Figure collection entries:
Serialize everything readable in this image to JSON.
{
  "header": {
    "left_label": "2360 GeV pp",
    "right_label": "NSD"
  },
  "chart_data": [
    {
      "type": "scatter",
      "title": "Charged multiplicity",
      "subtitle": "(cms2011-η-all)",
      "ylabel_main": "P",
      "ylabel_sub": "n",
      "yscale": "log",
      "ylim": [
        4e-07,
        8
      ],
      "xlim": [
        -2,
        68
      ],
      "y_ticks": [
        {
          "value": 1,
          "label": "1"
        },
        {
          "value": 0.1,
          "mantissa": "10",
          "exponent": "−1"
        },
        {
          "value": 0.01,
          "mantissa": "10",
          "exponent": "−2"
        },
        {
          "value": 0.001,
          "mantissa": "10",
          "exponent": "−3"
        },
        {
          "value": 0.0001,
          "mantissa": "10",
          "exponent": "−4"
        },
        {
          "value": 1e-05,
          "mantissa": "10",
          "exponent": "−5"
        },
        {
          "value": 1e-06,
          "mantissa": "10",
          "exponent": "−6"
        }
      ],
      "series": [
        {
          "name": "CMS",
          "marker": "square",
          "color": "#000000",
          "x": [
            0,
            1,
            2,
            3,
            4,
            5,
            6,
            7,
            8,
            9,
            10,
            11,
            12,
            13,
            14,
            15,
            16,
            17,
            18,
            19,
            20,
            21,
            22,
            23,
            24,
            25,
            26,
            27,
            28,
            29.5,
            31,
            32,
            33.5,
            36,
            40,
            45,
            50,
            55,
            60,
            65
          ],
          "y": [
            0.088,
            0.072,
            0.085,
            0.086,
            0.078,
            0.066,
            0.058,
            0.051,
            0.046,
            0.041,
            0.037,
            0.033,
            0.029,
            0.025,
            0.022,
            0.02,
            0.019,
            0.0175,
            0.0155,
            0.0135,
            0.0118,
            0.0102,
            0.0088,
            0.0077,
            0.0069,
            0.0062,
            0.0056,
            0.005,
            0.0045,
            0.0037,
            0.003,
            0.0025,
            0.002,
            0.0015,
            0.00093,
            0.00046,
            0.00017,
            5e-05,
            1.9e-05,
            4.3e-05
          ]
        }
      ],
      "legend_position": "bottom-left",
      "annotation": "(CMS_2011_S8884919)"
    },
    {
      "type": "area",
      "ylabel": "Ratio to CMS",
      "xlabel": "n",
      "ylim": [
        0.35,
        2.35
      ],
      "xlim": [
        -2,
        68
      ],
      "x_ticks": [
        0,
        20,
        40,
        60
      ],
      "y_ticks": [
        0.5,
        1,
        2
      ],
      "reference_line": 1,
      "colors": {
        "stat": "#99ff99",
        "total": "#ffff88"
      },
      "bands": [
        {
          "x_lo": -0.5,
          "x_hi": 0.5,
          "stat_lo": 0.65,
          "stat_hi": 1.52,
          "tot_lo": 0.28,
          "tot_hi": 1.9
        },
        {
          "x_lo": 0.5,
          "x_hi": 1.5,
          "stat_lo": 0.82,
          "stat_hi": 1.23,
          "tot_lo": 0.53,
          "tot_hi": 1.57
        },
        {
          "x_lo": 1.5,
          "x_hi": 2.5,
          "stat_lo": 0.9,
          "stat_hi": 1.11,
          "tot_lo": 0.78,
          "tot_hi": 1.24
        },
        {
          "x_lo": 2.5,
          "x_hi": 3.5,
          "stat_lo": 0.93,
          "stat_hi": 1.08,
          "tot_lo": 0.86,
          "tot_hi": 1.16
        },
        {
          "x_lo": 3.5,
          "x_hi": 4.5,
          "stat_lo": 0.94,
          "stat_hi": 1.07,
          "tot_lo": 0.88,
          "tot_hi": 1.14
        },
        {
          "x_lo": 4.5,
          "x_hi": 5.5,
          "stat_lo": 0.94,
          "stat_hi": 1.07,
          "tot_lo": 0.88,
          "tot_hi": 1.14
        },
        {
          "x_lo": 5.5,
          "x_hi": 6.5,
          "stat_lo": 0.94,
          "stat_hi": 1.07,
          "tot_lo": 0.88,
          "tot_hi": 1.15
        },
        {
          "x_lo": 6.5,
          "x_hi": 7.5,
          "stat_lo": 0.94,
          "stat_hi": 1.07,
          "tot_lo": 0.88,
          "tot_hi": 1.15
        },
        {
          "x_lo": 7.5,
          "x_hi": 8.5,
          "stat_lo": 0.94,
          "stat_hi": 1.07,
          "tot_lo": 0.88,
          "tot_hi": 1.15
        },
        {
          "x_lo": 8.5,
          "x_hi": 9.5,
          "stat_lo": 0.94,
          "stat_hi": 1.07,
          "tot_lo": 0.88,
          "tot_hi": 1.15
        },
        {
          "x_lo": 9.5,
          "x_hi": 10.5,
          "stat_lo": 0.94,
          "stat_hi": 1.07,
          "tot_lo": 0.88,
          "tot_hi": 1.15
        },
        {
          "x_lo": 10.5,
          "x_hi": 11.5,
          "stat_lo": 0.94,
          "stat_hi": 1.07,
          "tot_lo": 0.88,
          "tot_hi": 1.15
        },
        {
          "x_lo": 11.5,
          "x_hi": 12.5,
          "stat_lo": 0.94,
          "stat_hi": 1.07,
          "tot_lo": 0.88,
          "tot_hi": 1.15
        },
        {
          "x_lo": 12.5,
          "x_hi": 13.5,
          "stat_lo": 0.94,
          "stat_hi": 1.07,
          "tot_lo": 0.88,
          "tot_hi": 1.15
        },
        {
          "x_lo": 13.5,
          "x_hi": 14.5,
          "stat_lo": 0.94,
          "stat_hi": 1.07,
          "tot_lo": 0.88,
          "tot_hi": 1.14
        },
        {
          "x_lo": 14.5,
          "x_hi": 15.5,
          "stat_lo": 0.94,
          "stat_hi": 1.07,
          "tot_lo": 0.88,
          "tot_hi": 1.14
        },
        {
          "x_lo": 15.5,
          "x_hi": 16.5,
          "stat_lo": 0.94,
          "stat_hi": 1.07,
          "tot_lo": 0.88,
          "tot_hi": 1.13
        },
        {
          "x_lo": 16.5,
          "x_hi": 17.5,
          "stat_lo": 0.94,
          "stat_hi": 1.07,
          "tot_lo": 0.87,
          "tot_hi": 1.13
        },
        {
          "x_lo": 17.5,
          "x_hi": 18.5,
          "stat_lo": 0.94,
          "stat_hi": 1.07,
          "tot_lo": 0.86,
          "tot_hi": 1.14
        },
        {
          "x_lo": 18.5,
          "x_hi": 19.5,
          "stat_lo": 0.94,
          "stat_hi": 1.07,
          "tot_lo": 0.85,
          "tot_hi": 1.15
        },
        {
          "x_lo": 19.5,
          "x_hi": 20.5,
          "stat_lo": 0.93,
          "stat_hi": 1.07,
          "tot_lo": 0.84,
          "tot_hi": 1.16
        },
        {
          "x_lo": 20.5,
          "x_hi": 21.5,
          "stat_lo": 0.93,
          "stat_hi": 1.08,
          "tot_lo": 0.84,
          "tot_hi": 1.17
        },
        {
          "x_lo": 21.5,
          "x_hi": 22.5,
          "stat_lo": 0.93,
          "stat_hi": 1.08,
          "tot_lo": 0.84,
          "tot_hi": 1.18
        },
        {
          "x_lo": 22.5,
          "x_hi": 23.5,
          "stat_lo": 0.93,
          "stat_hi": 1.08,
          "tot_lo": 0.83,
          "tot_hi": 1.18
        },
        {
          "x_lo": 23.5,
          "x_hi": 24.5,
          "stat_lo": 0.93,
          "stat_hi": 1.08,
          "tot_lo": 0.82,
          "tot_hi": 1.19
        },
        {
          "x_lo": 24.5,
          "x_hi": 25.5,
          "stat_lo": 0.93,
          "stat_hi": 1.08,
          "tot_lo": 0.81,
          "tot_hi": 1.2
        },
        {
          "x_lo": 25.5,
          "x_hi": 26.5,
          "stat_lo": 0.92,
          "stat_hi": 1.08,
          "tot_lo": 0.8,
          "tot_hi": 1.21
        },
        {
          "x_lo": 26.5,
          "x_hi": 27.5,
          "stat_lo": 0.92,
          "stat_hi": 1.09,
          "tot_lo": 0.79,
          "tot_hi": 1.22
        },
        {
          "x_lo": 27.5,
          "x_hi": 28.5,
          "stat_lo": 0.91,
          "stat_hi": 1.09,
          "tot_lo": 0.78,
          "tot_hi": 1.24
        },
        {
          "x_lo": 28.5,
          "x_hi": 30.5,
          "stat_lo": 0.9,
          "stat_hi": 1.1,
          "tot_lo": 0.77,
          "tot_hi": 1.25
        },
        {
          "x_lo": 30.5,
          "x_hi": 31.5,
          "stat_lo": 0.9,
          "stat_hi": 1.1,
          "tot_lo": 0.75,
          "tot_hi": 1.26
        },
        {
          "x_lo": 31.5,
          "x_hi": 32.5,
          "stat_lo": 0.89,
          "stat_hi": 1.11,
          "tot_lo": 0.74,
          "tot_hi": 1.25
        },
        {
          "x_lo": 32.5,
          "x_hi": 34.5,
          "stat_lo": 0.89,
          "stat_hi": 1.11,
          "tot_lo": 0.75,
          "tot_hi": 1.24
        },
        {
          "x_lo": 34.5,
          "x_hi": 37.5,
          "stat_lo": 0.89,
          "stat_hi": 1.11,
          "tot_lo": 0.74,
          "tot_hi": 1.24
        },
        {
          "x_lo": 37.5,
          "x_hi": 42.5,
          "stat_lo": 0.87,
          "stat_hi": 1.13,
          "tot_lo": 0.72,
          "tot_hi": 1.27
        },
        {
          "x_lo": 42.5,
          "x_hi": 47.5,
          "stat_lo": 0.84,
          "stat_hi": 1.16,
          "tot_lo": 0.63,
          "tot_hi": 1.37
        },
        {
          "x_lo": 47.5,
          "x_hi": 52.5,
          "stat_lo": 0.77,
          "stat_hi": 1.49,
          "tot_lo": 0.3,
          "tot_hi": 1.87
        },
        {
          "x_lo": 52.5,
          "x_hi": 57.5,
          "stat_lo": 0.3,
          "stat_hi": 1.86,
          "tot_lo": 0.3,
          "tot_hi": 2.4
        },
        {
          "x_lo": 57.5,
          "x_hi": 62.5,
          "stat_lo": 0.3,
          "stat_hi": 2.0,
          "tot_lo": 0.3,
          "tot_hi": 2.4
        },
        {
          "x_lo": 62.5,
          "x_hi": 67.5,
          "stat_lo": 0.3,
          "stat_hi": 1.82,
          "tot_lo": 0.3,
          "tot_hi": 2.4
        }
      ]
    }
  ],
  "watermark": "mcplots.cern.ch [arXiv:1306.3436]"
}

- Work instructions -
Count how many lines of the listing above include "value" and report that number alone.

- The completed task -
7